## Records to process
━━━━━━━━━━━━━━━━━━━━━━━━━━━━━━
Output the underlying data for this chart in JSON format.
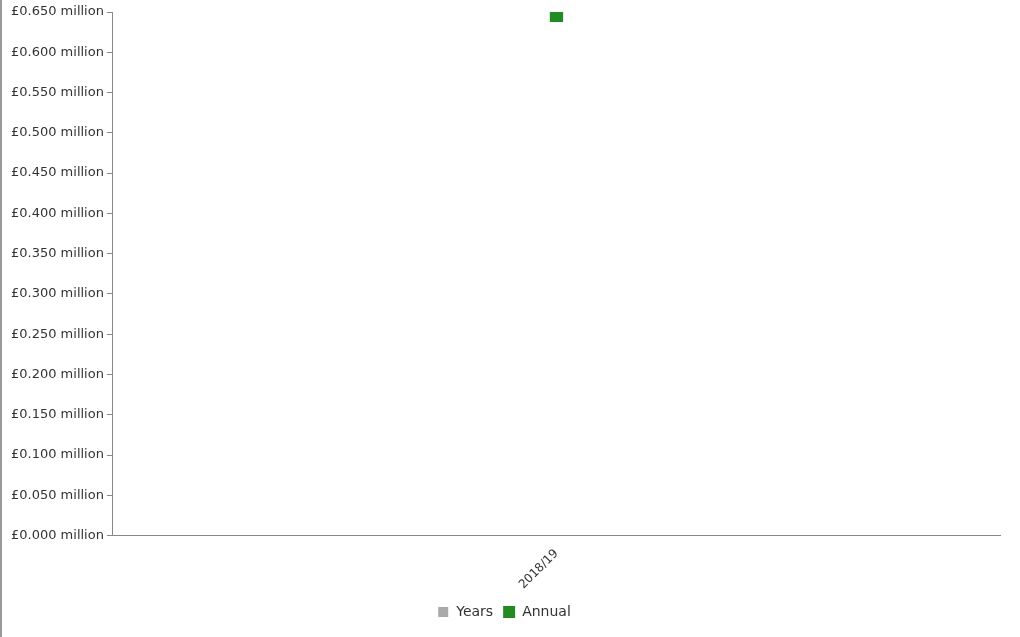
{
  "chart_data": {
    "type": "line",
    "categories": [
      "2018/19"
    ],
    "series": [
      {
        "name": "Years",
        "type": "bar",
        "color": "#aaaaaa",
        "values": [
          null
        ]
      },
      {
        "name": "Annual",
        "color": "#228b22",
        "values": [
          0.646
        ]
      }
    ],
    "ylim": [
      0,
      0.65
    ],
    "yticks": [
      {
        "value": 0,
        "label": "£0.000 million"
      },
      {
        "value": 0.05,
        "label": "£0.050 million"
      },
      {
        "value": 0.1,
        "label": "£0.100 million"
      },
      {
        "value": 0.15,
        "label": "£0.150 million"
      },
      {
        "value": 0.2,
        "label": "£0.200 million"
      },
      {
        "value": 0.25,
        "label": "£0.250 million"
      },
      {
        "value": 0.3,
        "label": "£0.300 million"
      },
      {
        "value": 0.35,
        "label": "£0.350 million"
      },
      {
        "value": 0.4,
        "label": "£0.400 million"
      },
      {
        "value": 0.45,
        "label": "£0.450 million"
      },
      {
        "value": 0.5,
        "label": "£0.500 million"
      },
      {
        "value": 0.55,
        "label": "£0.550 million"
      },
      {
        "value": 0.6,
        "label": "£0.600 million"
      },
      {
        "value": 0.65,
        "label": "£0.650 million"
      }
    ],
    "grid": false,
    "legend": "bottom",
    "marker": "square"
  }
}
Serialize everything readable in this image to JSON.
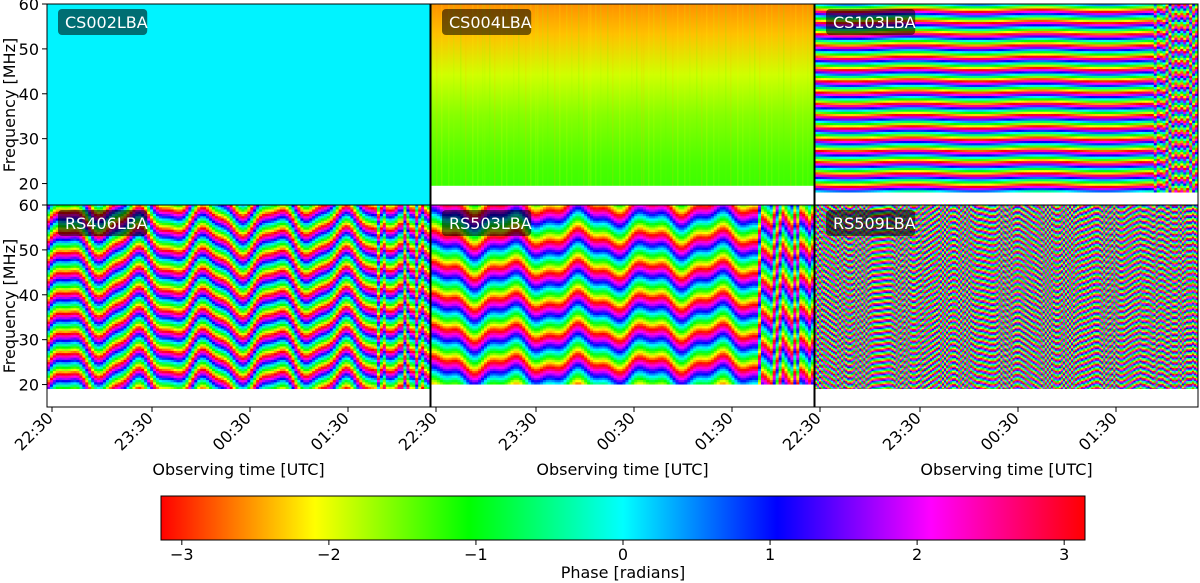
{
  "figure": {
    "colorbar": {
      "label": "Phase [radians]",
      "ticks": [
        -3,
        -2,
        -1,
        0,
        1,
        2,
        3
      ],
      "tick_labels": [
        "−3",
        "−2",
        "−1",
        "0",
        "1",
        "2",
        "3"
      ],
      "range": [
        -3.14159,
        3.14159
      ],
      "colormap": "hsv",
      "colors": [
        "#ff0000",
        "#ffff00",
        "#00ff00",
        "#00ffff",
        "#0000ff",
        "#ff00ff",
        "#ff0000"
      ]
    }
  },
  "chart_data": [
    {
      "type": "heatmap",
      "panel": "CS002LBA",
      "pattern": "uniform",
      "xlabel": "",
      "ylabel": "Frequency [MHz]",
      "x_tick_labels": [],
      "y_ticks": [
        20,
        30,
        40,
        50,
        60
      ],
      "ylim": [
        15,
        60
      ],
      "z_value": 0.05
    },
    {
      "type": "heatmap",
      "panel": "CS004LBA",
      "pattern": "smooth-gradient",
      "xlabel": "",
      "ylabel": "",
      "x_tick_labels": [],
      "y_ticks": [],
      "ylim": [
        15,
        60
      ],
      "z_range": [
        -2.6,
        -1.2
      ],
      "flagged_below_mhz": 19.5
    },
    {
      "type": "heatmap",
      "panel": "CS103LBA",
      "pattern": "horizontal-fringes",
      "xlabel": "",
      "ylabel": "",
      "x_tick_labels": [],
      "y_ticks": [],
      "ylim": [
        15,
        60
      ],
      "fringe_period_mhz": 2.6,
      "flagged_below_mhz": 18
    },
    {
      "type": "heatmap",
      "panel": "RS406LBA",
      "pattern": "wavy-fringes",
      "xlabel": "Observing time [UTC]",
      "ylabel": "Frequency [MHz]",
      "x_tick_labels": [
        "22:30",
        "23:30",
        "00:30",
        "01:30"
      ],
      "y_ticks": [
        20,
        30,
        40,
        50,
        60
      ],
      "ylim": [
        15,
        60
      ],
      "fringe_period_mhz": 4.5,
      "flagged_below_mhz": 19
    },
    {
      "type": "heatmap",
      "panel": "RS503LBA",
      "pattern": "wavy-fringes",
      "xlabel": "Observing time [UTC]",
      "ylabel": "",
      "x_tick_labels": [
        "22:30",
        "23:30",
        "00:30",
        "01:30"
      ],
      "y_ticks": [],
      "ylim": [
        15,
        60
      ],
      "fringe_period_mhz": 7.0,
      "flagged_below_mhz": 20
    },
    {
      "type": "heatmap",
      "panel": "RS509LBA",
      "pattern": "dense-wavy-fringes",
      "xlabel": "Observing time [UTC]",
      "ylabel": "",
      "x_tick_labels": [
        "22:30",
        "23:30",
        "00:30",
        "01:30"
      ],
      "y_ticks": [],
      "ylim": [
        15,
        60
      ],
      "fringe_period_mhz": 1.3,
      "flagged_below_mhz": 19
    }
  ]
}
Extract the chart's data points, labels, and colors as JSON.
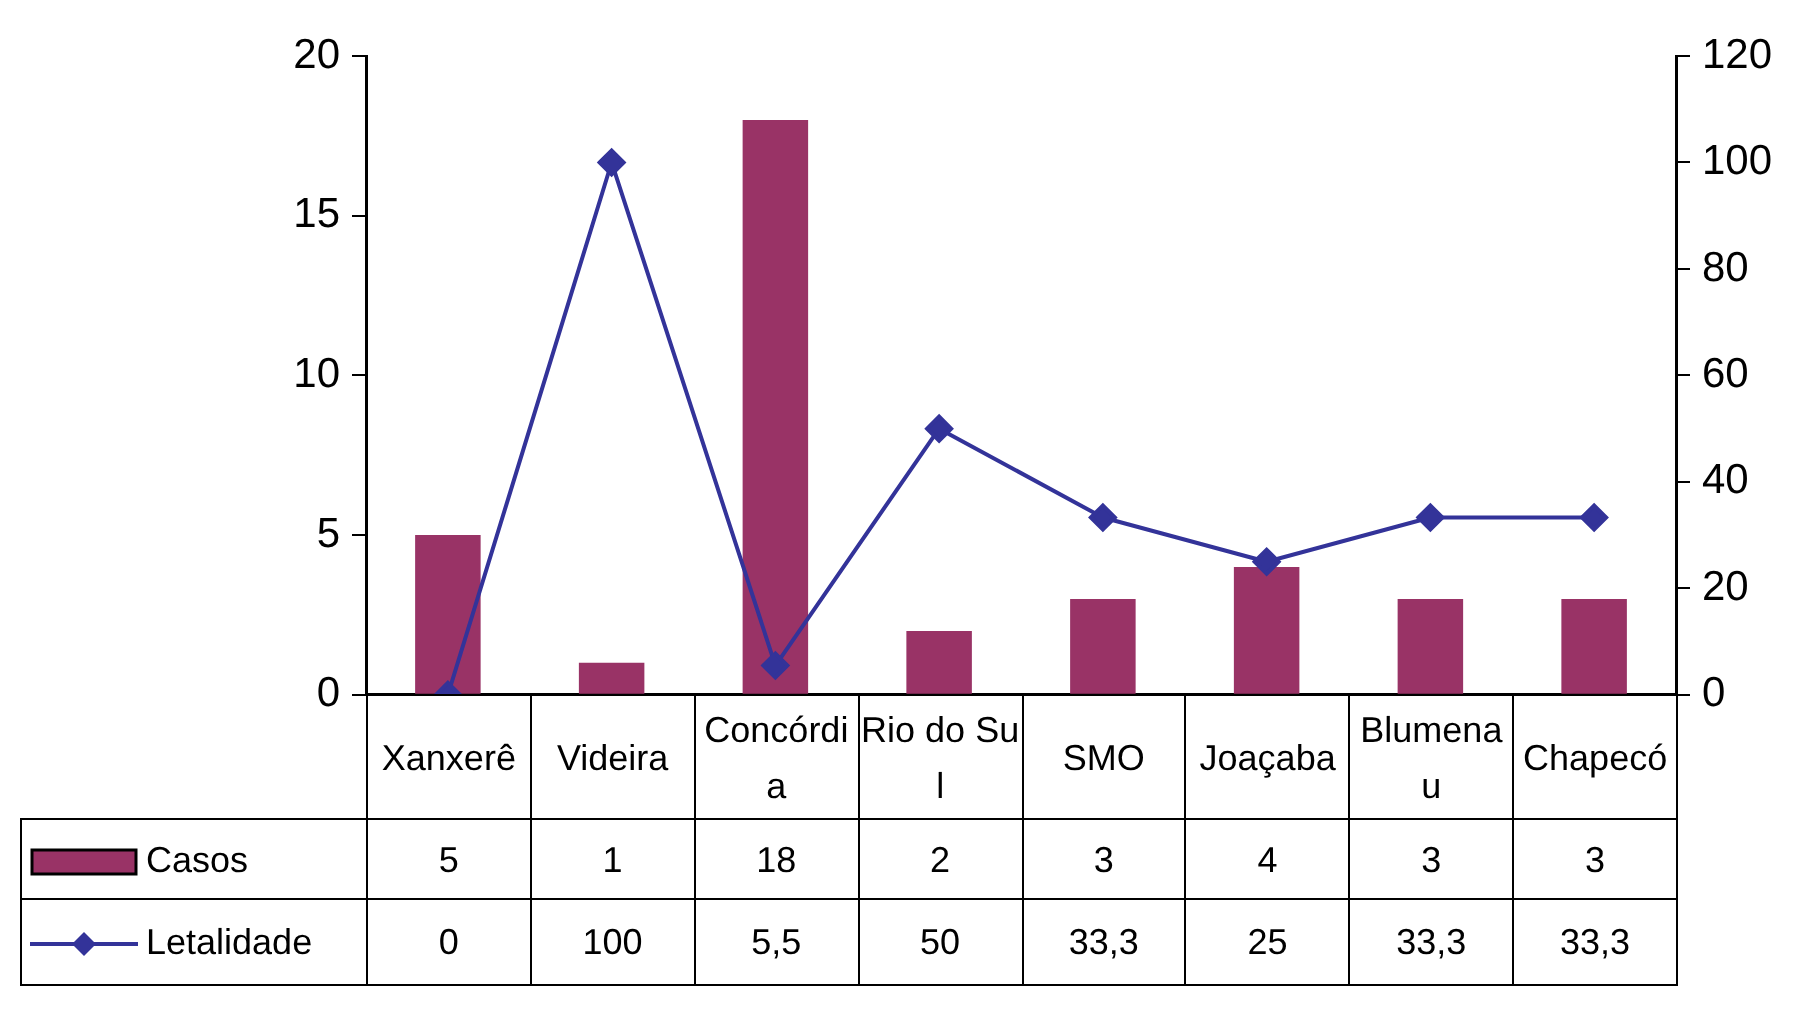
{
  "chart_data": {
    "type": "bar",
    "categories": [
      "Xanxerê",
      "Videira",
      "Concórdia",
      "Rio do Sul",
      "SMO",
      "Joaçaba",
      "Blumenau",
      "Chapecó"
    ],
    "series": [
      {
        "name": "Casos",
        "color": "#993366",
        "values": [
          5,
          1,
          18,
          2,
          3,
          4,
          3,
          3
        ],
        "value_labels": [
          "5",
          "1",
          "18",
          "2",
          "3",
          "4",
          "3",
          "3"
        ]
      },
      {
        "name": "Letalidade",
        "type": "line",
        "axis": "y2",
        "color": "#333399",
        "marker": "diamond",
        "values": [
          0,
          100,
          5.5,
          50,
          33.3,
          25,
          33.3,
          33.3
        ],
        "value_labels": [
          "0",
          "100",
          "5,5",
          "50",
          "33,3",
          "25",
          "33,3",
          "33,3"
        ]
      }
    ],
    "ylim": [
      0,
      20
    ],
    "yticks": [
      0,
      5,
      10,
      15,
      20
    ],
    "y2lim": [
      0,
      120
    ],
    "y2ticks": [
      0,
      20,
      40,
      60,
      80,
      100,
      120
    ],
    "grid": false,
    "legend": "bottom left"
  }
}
━━━━━━━━━━━━━━━━━━━━━━━━━━━━━━
## What to do
Lines holding the word "name" in the entries above are the ones to pull out. Copy them all.

## Reply
        "name": "Years",
        "name": "Annual",
        "name": "Casos",
        "name": "Letalidade",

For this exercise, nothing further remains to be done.